AIM. Copy the data that follows, character for character, minus the pictures.

STORED DATA.
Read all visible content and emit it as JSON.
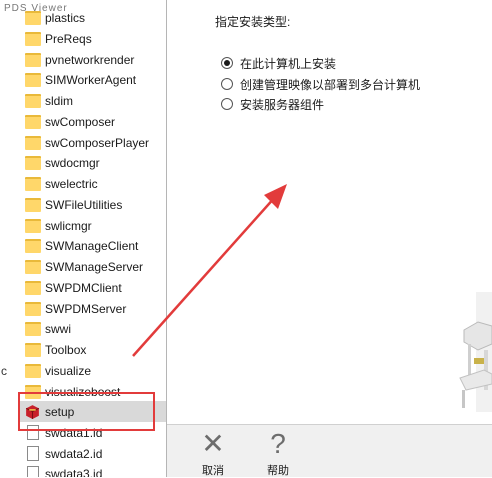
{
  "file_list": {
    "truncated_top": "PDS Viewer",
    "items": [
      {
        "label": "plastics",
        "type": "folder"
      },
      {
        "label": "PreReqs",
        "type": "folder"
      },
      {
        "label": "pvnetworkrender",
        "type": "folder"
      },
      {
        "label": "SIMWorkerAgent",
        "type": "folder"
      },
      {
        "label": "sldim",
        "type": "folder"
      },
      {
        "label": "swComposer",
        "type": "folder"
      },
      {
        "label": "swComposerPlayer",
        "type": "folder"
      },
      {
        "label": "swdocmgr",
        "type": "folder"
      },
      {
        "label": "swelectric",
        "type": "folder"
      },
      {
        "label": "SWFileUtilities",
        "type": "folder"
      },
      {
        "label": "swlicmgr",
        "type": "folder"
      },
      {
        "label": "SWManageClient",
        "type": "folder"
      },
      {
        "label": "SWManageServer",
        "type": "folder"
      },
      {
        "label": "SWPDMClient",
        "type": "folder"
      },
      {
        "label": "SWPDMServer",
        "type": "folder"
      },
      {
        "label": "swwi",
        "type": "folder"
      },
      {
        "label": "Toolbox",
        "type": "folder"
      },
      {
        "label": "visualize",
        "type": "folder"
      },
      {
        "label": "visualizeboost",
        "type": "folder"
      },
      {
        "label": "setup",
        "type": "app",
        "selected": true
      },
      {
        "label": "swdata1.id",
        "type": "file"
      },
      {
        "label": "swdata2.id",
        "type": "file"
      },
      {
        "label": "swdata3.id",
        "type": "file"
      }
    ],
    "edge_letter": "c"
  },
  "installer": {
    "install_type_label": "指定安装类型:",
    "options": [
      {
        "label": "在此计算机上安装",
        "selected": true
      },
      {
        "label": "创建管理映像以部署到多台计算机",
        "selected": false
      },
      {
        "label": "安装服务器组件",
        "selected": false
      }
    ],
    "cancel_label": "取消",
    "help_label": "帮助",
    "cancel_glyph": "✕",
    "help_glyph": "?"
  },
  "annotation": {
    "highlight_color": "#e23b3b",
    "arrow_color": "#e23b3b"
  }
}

OUTPUT OF THE TASK.
Read all visible content and emit it as JSON.
{
  "file_list": {
    "truncated_top": "PDS Viewer",
    "items": [
      {
        "label": "plastics",
        "type": "folder"
      },
      {
        "label": "PreReqs",
        "type": "folder"
      },
      {
        "label": "pvnetworkrender",
        "type": "folder"
      },
      {
        "label": "SIMWorkerAgent",
        "type": "folder"
      },
      {
        "label": "sldim",
        "type": "folder"
      },
      {
        "label": "swComposer",
        "type": "folder"
      },
      {
        "label": "swComposerPlayer",
        "type": "folder"
      },
      {
        "label": "swdocmgr",
        "type": "folder"
      },
      {
        "label": "swelectric",
        "type": "folder"
      },
      {
        "label": "SWFileUtilities",
        "type": "folder"
      },
      {
        "label": "swlicmgr",
        "type": "folder"
      },
      {
        "label": "SWManageClient",
        "type": "folder"
      },
      {
        "label": "SWManageServer",
        "type": "folder"
      },
      {
        "label": "SWPDMClient",
        "type": "folder"
      },
      {
        "label": "SWPDMServer",
        "type": "folder"
      },
      {
        "label": "swwi",
        "type": "folder"
      },
      {
        "label": "Toolbox",
        "type": "folder"
      },
      {
        "label": "visualize",
        "type": "folder"
      },
      {
        "label": "visualizeboost",
        "type": "folder"
      },
      {
        "label": "setup",
        "type": "app",
        "selected": true
      },
      {
        "label": "swdata1.id",
        "type": "file"
      },
      {
        "label": "swdata2.id",
        "type": "file"
      },
      {
        "label": "swdata3.id",
        "type": "file"
      }
    ],
    "edge_letter": "c"
  },
  "installer": {
    "install_type_label": "指定安装类型:",
    "options": [
      {
        "label": "在此计算机上安装",
        "selected": true
      },
      {
        "label": "创建管理映像以部署到多台计算机",
        "selected": false
      },
      {
        "label": "安装服务器组件",
        "selected": false
      }
    ],
    "cancel_label": "取消",
    "help_label": "帮助",
    "cancel_glyph": "✕",
    "help_glyph": "?"
  },
  "annotation": {
    "highlight_color": "#e23b3b",
    "arrow_color": "#e23b3b"
  }
}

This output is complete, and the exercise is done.